Select the lines that hold the word "title" and copy each one.
---
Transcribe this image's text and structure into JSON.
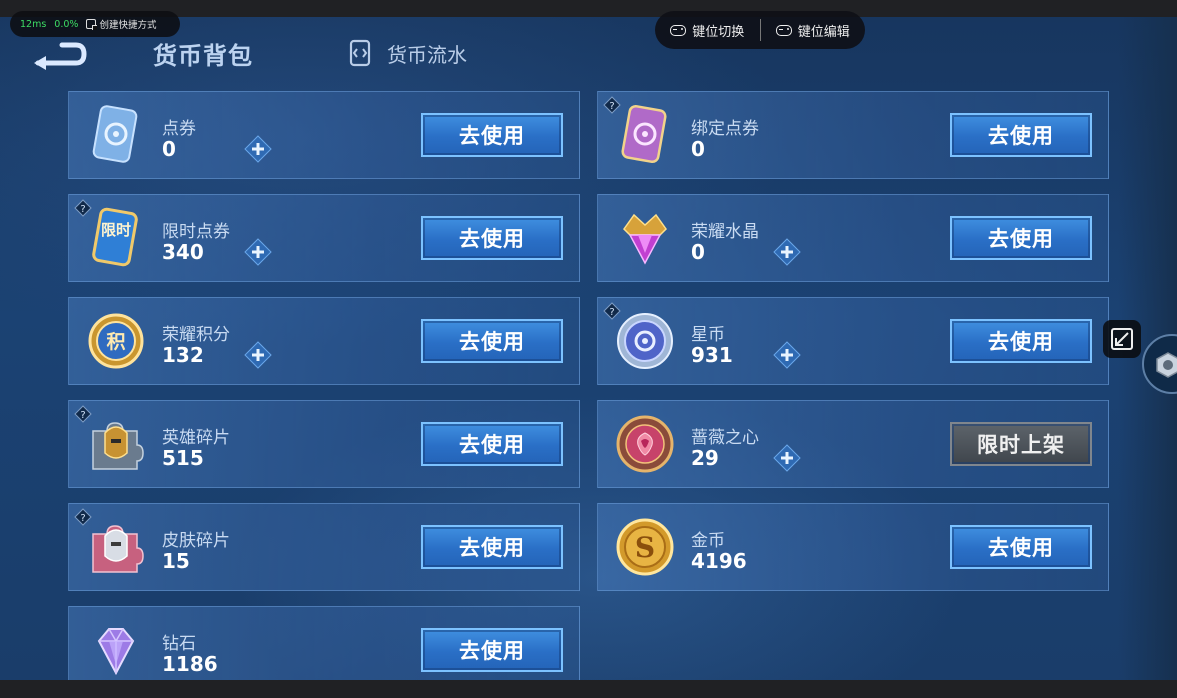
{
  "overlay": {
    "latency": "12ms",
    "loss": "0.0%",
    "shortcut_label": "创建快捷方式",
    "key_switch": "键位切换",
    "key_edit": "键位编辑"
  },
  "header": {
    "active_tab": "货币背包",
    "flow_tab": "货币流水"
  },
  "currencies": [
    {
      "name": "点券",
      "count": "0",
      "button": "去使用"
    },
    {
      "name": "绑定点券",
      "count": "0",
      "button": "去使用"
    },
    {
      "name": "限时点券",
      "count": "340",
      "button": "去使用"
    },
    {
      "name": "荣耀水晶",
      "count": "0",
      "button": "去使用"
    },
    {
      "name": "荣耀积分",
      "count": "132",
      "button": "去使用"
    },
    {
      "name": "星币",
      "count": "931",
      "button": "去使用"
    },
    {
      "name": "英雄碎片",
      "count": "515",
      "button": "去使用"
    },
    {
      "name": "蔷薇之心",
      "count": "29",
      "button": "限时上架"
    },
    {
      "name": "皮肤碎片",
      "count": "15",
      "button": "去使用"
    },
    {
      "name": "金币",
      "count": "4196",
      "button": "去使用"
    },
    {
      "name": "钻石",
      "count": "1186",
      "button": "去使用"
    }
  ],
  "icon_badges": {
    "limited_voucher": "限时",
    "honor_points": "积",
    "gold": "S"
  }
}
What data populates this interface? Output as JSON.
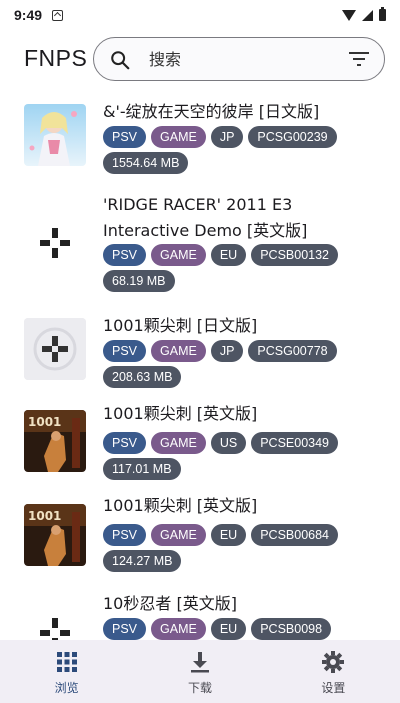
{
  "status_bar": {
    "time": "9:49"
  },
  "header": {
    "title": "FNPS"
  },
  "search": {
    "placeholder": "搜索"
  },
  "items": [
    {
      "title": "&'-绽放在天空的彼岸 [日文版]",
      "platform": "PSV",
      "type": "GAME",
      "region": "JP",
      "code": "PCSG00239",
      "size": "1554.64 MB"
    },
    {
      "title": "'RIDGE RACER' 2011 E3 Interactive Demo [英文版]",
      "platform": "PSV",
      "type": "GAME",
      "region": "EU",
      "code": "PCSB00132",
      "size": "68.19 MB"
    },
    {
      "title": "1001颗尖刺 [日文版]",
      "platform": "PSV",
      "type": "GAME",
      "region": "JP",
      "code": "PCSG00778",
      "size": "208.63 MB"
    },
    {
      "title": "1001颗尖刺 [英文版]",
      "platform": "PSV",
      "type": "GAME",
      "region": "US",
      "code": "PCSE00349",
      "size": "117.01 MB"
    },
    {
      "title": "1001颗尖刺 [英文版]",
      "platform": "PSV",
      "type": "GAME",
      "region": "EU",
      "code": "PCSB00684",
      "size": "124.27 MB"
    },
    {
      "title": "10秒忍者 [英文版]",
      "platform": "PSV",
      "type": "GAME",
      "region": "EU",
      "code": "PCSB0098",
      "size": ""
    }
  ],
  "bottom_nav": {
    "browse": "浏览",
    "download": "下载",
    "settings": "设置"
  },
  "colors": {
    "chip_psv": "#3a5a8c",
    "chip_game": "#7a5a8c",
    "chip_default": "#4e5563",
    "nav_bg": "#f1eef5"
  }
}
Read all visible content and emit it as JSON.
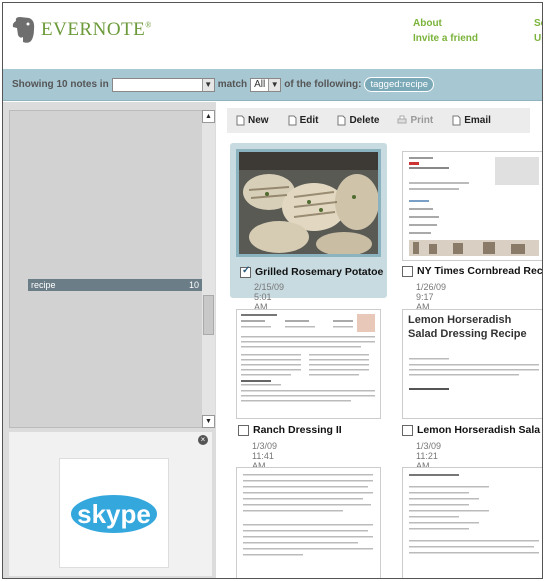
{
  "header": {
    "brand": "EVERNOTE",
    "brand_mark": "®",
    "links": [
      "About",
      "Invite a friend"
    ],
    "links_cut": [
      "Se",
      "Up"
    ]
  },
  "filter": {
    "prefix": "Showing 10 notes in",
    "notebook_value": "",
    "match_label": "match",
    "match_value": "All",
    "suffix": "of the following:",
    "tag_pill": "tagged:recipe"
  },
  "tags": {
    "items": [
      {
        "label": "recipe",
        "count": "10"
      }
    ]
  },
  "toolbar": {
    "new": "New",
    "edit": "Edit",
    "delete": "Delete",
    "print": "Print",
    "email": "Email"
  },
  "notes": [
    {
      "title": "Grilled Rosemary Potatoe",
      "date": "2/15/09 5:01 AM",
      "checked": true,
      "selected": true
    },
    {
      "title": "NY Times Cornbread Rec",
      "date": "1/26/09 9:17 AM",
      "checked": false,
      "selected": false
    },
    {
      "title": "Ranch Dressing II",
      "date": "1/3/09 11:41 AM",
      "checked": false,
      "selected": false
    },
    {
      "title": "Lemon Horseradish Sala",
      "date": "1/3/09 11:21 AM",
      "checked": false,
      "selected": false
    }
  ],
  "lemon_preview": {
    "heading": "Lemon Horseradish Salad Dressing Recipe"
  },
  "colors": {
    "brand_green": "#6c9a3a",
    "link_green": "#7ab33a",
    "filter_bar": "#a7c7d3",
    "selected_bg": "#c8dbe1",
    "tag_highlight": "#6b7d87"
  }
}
---
Finished exercise:
    "title": "FNPS"
      "title": "&'-绽放在天空的彼岸 [日文版]",
      "title": "'RIDGE RACER' 2011 E3 Interactive Demo [英文版]",
      "title": "1001颗尖刺 [日文版]",
      "title": "1001颗尖刺 [英文版]",
      "title": "1001颗尖刺 [英文版]",
      "title": "10秒忍者 [英文版]",
      "title": "Grilled Rosemary Potatoe",
      "title": "NY Times Cornbread Rec",
      "title": "Ranch Dressing II",
      "title": "Lemon Horseradish Sala",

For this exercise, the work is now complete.